**What this task involves**
I would like you to print all the records below exactly as they are.

[Records from a data source]
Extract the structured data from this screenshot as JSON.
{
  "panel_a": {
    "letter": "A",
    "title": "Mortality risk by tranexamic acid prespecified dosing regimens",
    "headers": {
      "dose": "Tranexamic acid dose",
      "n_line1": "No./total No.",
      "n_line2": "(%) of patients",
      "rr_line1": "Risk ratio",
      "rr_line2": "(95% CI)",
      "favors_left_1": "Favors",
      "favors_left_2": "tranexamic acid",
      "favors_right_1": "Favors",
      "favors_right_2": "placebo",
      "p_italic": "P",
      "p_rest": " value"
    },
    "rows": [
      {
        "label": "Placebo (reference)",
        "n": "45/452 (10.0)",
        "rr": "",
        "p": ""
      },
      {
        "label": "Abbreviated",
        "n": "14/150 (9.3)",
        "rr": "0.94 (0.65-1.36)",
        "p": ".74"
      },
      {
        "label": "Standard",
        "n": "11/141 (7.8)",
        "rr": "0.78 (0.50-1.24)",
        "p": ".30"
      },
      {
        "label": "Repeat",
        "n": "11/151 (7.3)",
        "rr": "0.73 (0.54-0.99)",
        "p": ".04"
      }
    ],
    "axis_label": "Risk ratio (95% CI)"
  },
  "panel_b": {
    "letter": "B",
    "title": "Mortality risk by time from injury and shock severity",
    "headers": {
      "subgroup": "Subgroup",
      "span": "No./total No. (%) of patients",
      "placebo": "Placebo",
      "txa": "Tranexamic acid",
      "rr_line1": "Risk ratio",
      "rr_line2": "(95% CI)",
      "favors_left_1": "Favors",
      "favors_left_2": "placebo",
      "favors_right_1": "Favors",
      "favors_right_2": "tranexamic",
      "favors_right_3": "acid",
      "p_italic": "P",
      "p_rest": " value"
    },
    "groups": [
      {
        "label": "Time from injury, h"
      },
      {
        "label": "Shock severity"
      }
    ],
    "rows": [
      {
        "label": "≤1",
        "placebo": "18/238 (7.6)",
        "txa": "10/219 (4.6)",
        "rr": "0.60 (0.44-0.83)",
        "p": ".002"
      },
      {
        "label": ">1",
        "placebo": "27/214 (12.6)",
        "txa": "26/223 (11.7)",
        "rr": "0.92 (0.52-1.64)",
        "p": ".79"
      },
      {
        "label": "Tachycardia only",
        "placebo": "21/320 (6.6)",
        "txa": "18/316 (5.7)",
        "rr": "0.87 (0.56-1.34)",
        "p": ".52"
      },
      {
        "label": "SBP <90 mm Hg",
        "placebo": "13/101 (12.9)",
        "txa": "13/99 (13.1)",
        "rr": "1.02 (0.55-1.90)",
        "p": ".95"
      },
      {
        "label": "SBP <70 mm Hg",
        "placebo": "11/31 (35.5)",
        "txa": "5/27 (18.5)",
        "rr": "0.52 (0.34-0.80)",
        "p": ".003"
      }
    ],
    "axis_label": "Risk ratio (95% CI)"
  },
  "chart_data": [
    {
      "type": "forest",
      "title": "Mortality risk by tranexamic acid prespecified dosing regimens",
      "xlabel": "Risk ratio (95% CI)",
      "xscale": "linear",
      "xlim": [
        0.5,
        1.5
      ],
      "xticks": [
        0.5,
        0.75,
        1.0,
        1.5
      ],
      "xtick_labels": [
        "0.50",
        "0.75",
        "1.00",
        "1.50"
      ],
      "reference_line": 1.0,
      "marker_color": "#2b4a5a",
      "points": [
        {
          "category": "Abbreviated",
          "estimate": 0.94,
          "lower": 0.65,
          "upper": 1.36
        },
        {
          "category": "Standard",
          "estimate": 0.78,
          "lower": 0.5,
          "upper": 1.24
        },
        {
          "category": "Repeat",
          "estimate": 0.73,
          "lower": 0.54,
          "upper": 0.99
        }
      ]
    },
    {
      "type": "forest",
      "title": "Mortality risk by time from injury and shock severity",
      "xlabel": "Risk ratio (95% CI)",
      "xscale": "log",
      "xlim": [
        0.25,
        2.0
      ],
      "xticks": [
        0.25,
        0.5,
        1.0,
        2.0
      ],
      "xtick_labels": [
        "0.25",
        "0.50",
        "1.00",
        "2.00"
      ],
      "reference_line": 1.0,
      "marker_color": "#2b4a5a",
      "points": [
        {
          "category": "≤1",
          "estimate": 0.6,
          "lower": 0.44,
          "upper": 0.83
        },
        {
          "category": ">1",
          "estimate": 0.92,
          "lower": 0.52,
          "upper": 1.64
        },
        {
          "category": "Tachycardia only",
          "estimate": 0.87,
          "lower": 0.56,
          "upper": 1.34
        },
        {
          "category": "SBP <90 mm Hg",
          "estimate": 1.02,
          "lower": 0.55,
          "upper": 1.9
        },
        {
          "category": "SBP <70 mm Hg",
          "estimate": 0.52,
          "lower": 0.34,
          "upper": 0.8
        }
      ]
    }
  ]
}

**Solution**
Extract the structured data from this screenshot as JSON.
{
  "panel_a": {
    "letter": "A",
    "title": "Mortality risk by tranexamic acid prespecified dosing regimens",
    "headers": {
      "dose": "Tranexamic acid dose",
      "n_line1": "No./total No.",
      "n_line2": "(%) of patients",
      "rr_line1": "Risk ratio",
      "rr_line2": "(95% CI)",
      "favors_left_1": "Favors",
      "favors_left_2": "tranexamic acid",
      "favors_right_1": "Favors",
      "favors_right_2": "placebo",
      "p_italic": "P",
      "p_rest": " value"
    },
    "rows": [
      {
        "label": "Placebo (reference)",
        "n": "45/452 (10.0)",
        "rr": "",
        "p": ""
      },
      {
        "label": "Abbreviated",
        "n": "14/150 (9.3)",
        "rr": "0.94 (0.65-1.36)",
        "p": ".74"
      },
      {
        "label": "Standard",
        "n": "11/141 (7.8)",
        "rr": "0.78 (0.50-1.24)",
        "p": ".30"
      },
      {
        "label": "Repeat",
        "n": "11/151 (7.3)",
        "rr": "0.73 (0.54-0.99)",
        "p": ".04"
      }
    ],
    "axis_label": "Risk ratio (95% CI)"
  },
  "panel_b": {
    "letter": "B",
    "title": "Mortality risk by time from injury and shock severity",
    "headers": {
      "subgroup": "Subgroup",
      "span": "No./total No. (%) of patients",
      "placebo": "Placebo",
      "txa": "Tranexamic acid",
      "rr_line1": "Risk ratio",
      "rr_line2": "(95% CI)",
      "favors_left_1": "Favors",
      "favors_left_2": "placebo",
      "favors_right_1": "Favors",
      "favors_right_2": "tranexamic",
      "favors_right_3": "acid",
      "p_italic": "P",
      "p_rest": " value"
    },
    "groups": [
      {
        "label": "Time from injury, h"
      },
      {
        "label": "Shock severity"
      }
    ],
    "rows": [
      {
        "label": "≤1",
        "placebo": "18/238 (7.6)",
        "txa": "10/219 (4.6)",
        "rr": "0.60 (0.44-0.83)",
        "p": ".002"
      },
      {
        "label": ">1",
        "placebo": "27/214 (12.6)",
        "txa": "26/223 (11.7)",
        "rr": "0.92 (0.52-1.64)",
        "p": ".79"
      },
      {
        "label": "Tachycardia only",
        "placebo": "21/320 (6.6)",
        "txa": "18/316 (5.7)",
        "rr": "0.87 (0.56-1.34)",
        "p": ".52"
      },
      {
        "label": "SBP <90 mm Hg",
        "placebo": "13/101 (12.9)",
        "txa": "13/99 (13.1)",
        "rr": "1.02 (0.55-1.90)",
        "p": ".95"
      },
      {
        "label": "SBP <70 mm Hg",
        "placebo": "11/31 (35.5)",
        "txa": "5/27 (18.5)",
        "rr": "0.52 (0.34-0.80)",
        "p": ".003"
      }
    ],
    "axis_label": "Risk ratio (95% CI)"
  },
  "chart_data": [
    {
      "type": "forest",
      "title": "Mortality risk by tranexamic acid prespecified dosing regimens",
      "xlabel": "Risk ratio (95% CI)",
      "xscale": "linear",
      "xlim": [
        0.5,
        1.5
      ],
      "xticks": [
        0.5,
        0.75,
        1.0,
        1.5
      ],
      "xtick_labels": [
        "0.50",
        "0.75",
        "1.00",
        "1.50"
      ],
      "reference_line": 1.0,
      "marker_color": "#2b4a5a",
      "points": [
        {
          "category": "Abbreviated",
          "estimate": 0.94,
          "lower": 0.65,
          "upper": 1.36
        },
        {
          "category": "Standard",
          "estimate": 0.78,
          "lower": 0.5,
          "upper": 1.24
        },
        {
          "category": "Repeat",
          "estimate": 0.73,
          "lower": 0.54,
          "upper": 0.99
        }
      ]
    },
    {
      "type": "forest",
      "title": "Mortality risk by time from injury and shock severity",
      "xlabel": "Risk ratio (95% CI)",
      "xscale": "log",
      "xlim": [
        0.25,
        2.0
      ],
      "xticks": [
        0.25,
        0.5,
        1.0,
        2.0
      ],
      "xtick_labels": [
        "0.25",
        "0.50",
        "1.00",
        "2.00"
      ],
      "reference_line": 1.0,
      "marker_color": "#2b4a5a",
      "points": [
        {
          "category": "≤1",
          "estimate": 0.6,
          "lower": 0.44,
          "upper": 0.83
        },
        {
          "category": ">1",
          "estimate": 0.92,
          "lower": 0.52,
          "upper": 1.64
        },
        {
          "category": "Tachycardia only",
          "estimate": 0.87,
          "lower": 0.56,
          "upper": 1.34
        },
        {
          "category": "SBP <90 mm Hg",
          "estimate": 1.02,
          "lower": 0.55,
          "upper": 1.9
        },
        {
          "category": "SBP <70 mm Hg",
          "estimate": 0.52,
          "lower": 0.34,
          "upper": 0.8
        }
      ]
    }
  ]
}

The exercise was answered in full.